TASK OBJECTIVE: In the listing below, locate the lines that hold "ощущение" and copy them.

RECORDS PROVIDED:
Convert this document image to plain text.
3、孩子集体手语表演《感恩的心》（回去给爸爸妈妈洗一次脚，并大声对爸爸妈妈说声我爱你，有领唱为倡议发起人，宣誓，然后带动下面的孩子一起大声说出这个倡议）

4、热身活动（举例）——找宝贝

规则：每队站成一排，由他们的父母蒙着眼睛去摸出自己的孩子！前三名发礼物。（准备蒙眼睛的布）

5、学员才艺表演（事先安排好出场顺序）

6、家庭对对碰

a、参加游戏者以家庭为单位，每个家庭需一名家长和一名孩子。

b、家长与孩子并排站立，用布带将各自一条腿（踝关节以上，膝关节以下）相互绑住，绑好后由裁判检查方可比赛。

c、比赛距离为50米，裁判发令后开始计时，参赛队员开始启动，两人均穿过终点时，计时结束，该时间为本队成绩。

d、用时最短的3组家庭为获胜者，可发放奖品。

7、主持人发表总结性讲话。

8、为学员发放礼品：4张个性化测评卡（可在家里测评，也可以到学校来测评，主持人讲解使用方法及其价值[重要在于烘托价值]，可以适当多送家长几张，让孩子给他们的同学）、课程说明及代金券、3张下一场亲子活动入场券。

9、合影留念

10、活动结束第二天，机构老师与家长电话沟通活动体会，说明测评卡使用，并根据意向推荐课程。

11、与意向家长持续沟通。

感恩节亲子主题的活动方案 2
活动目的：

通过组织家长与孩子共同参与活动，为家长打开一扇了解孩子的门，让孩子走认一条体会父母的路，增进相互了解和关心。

...

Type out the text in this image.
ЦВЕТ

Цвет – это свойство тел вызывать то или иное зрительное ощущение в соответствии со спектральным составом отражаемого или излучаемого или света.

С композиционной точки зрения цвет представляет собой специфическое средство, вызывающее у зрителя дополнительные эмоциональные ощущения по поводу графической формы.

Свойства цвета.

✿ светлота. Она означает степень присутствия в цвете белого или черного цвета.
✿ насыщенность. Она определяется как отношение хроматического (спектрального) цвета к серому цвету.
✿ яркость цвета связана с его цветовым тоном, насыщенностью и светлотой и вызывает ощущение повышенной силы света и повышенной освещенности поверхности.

EXPECTED ANSWER:
Цвет – это свойство тел вызывать то или иное зрительное ощущение в соответствии со спектральным составом отражаемого или излучаемого или света.
✿ яркость цвета связана с его цветовым тоном, насыщенностью и светлотой и вызывает ощущение повышенной силы света и повышенной освещенности поверхности.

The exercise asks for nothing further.